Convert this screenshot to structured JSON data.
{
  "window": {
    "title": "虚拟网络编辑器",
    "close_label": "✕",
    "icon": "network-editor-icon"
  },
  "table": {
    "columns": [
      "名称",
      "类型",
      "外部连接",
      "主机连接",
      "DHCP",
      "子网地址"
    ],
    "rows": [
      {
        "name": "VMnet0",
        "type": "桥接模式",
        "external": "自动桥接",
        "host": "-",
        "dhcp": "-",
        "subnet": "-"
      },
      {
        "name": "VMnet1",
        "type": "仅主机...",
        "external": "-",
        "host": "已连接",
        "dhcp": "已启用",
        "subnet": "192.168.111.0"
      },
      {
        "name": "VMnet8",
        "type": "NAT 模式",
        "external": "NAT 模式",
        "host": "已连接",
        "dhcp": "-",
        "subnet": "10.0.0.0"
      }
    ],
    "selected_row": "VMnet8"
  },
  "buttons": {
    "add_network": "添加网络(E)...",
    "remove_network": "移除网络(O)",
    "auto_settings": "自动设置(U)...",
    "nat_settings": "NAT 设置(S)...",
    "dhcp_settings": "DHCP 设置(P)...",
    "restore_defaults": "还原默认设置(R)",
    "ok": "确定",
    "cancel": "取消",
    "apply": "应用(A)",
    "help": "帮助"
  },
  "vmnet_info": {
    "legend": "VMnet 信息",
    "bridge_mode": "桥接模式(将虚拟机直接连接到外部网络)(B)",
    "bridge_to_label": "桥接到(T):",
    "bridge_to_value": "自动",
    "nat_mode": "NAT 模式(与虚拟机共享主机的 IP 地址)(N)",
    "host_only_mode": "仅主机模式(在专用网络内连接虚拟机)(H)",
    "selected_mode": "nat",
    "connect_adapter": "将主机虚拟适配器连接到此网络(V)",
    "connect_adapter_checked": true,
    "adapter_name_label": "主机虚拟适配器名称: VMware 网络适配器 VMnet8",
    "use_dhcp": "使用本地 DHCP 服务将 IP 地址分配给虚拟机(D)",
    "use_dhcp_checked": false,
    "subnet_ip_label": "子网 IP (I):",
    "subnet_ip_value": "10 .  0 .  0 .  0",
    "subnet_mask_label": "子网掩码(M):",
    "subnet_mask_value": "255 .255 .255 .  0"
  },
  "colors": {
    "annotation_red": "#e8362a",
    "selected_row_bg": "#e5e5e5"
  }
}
○ ○ ○
Each record above should be repeated exactly as it appears.

TASK OUTPUT:
Convert this screenshot to structured JSON data.
{
  "window": {
    "title": "虚拟网络编辑器",
    "close_label": "✕",
    "icon": "network-editor-icon"
  },
  "table": {
    "columns": [
      "名称",
      "类型",
      "外部连接",
      "主机连接",
      "DHCP",
      "子网地址"
    ],
    "rows": [
      {
        "name": "VMnet0",
        "type": "桥接模式",
        "external": "自动桥接",
        "host": "-",
        "dhcp": "-",
        "subnet": "-"
      },
      {
        "name": "VMnet1",
        "type": "仅主机...",
        "external": "-",
        "host": "已连接",
        "dhcp": "已启用",
        "subnet": "192.168.111.0"
      },
      {
        "name": "VMnet8",
        "type": "NAT 模式",
        "external": "NAT 模式",
        "host": "已连接",
        "dhcp": "-",
        "subnet": "10.0.0.0"
      }
    ],
    "selected_row": "VMnet8"
  },
  "buttons": {
    "add_network": "添加网络(E)...",
    "remove_network": "移除网络(O)",
    "auto_settings": "自动设置(U)...",
    "nat_settings": "NAT 设置(S)...",
    "dhcp_settings": "DHCP 设置(P)...",
    "restore_defaults": "还原默认设置(R)",
    "ok": "确定",
    "cancel": "取消",
    "apply": "应用(A)",
    "help": "帮助"
  },
  "vmnet_info": {
    "legend": "VMnet 信息",
    "bridge_mode": "桥接模式(将虚拟机直接连接到外部网络)(B)",
    "bridge_to_label": "桥接到(T):",
    "bridge_to_value": "自动",
    "nat_mode": "NAT 模式(与虚拟机共享主机的 IP 地址)(N)",
    "host_only_mode": "仅主机模式(在专用网络内连接虚拟机)(H)",
    "selected_mode": "nat",
    "connect_adapter": "将主机虚拟适配器连接到此网络(V)",
    "connect_adapter_checked": true,
    "adapter_name_label": "主机虚拟适配器名称: VMware 网络适配器 VMnet8",
    "use_dhcp": "使用本地 DHCP 服务将 IP 地址分配给虚拟机(D)",
    "use_dhcp_checked": false,
    "subnet_ip_label": "子网 IP (I):",
    "subnet_ip_value": "10 .  0 .  0 .  0",
    "subnet_mask_label": "子网掩码(M):",
    "subnet_mask_value": "255 .255 .255 .  0"
  },
  "colors": {
    "annotation_red": "#e8362a",
    "selected_row_bg": "#e5e5e5"
  }
}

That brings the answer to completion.